Nothing but the lines from the one containing "Read out every word on this page." through the last line of the records below should be copied, exactly and without pictures.

[Begin RAW DATA]

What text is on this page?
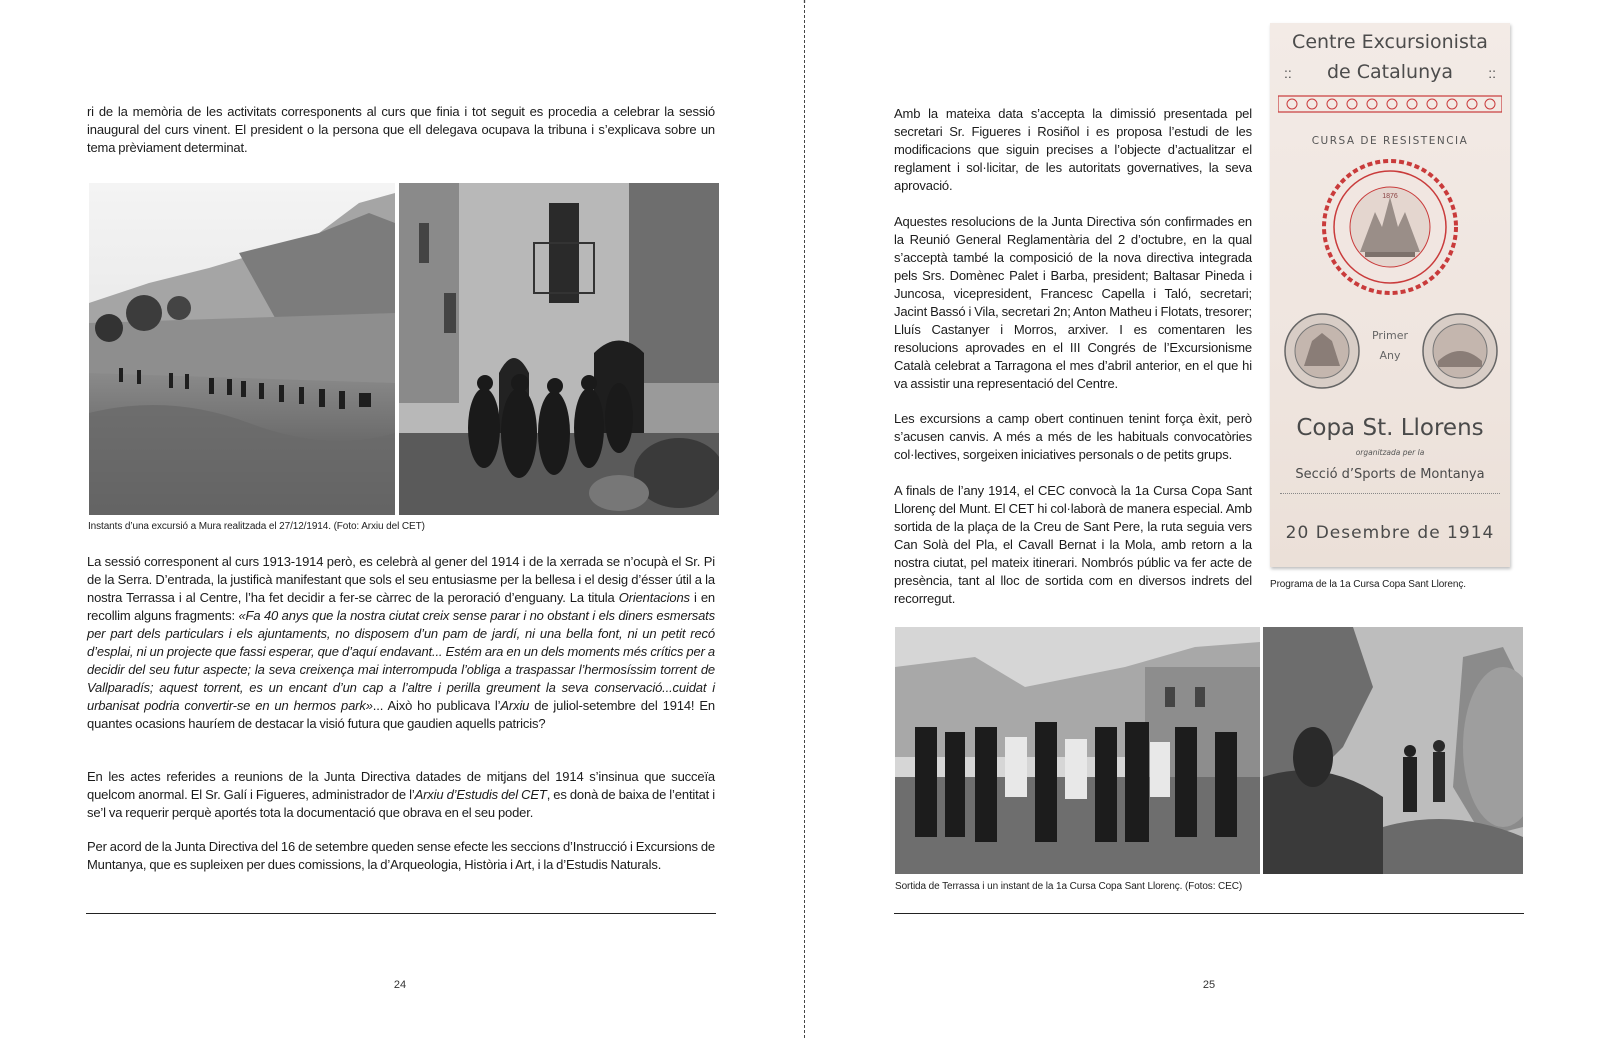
ri de la memòria de les activitats corresponents al curs que finia i tot seguit es procedia a celebrar la sessió inaugural del curs vinent. El president o la persona que ell delegava ocupava la tribuna i s’explicava sobre un tema prèviament determinat.

Instants d’una excursió a Mura realitzada el 27/12/1914. (Foto: Arxiu del CET)

La sessió corresponent al curs 1913-1914 però, es celebrà al gener del 1914 i de la xerrada se n’ocupà el Sr. Pi de la Serra. D’entrada, la justificà manifestant que sols el seu entusiasme per la bellesa i el desig d’ésser útil a la nostra Terrassa i al Centre, l’ha fet decidir a fer-se càrrec de la peroració d’enguany. La titula Orientacions i en recollim alguns fragments: «Fa 40 anys que la nostra ciutat creix sense parar i no obstant i els diners esmersats per part dels particulars i els ajuntaments, no disposem d’un pam de jardí, ni una bella font, ni un petit recó d’esplai, ni un projecte que fassi esperar, que d’aquí endavant... Estém ara en un dels moments més crítics per a decidir del seu futur aspecte; la seva creixença mai interrompuda l’obliga a traspassar l’hermosíssim torrent de Vallparadís; aquest torrent, es un encant d’un cap a l’altre i perilla greument la seva conservació...cuidat i urbanisat podria convertir-se en un hermos park»... Això ho publicava l’Arxiu de juliol-setembre del 1914! En quantes ocasions hauríem de destacar la visió futura que gaudien aquells patricis?

En les actes referides a reunions de la Junta Directiva datades de mitjans del 1914 s’insinua que succeïa quelcom anormal. El Sr. Galí i Figueres, administrador de l’Arxiu d’Estudis del CET, es donà de baixa de l’entitat i se’l va requerir perquè aportés tota la documentació que obrava en el seu poder.

Per acord de la Junta Directiva del 16 de setembre queden sense efecte les seccions d’Instrucció i Excursions de Muntanya, que es supleixen per dues comissions, la d’Arqueologia, Història i Art, i la d’Estudis Naturals.

24

Amb la mateixa data s’accepta la dimissió presentada pel secretari Sr. Figueres i Rosiñol i es proposa l’estudi de les modificacions que siguin precises a l’objecte d’actualitzar el reglament i sol·licitar, de les autoritats governatives, la seva aprovació.

Aquestes resolucions de la Junta Directiva són confirmades en la Reunió General Reglamentària del 2 d’octubre, en la qual s’acceptà també la composició de la nova directiva integrada pels Srs. Domènec Palet i Barba, president; Baltasar Pineda i Juncosa, vicepresident, Francesc Capella i Taló, secretari; Jacint Bassó i Vila, secretari 2n; Anton Matheu i Flotats, tresorer; Lluís Castanyer i Morros, arxiver. I es comentaren les resolucions aprovades en el III Congrés de l’Excursionisme Català celebrat a Tarragona el mes d’abril anterior, en el que hi va assistir una representació del Centre.

Les excursions a camp obert continuen tenint força èxit, però s’acusen canvis. A més a més de les habituals convocatòries col·lectives, sorgeixen iniciatives personals o de petits grups.

A finals de l’any 1914, el CEC convocà la 1a Cursa Copa Sant Llorenç del Munt. El CET hi col·laborà de manera especial. Amb sortida de la plaça de la Creu de Sant Pere, la ruta seguia vers Can Solà del Pla, el Cavall Bernat i la Mola, amb retorn a la nostra ciutat, pel mateix itinerari. Nombrós públic va fer acte de presència, tant al lloc de sortida com en diversos indrets del recorregut.

Programa de la 1a Cursa Copa Sant Llorenç.
Sortida de Terrassa i un instant de la 1a Cursa Copa Sant Llorenç. (Fotos: CEC)
25
Centre Excursionista
de Catalunya
::	::
CURSA DE RESISTENCIA
1876
Primer
Any
Copa St. Llorens
organitzada per la
Secció d’Sports de Montanya
20 Desembre de 1914
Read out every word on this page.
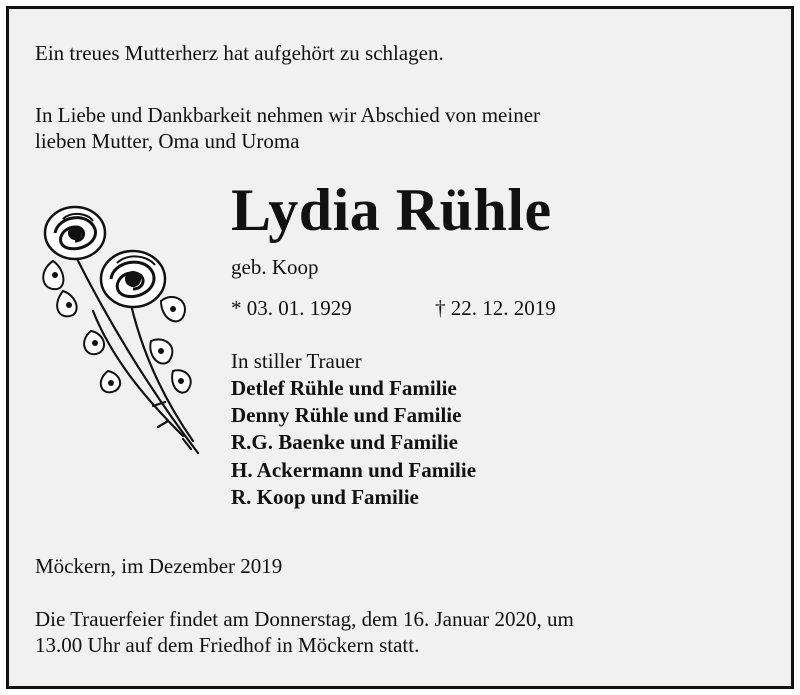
Ein treues Mutterherz hat aufgehört zu schlagen.
In Liebe und Dankbarkeit nehmen wir Abschied von meiner
lieben Mutter, Oma und Uroma
Lydia Rühle
geb. Koop
* 03. 01. 1929	† 22. 12. 2019
In stiller Trauer
Detlef Rühle und Familie
Denny Rühle und Familie
R.G. Baenke und Familie
H. Ackermann und Familie
R. Koop und Familie
Möckern, im Dezember 2019
Die Trauerfeier findet am Donnerstag, dem 16. Januar 2020, um
13.00 Uhr auf dem Friedhof in Möckern statt.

[End RAW DATA]

- COMPLETED EXERCISE -
Read out every word on this page.
Ein treues Mutterherz hat aufgehört zu schlagen.
In Liebe und Dankbarkeit nehmen wir Abschied von meiner
lieben Mutter, Oma und Uroma
Lydia Rühle
geb. Koop
* 03. 01. 1929	† 22. 12. 2019
In stiller Trauer
Detlef Rühle und Familie
Denny Rühle und Familie
R.G. Baenke und Familie
H. Ackermann und Familie
R. Koop und Familie
Möckern, im Dezember 2019
Die Trauerfeier findet am Donnerstag, dem 16. Januar 2020, um
13.00 Uhr auf dem Friedhof in Möckern statt.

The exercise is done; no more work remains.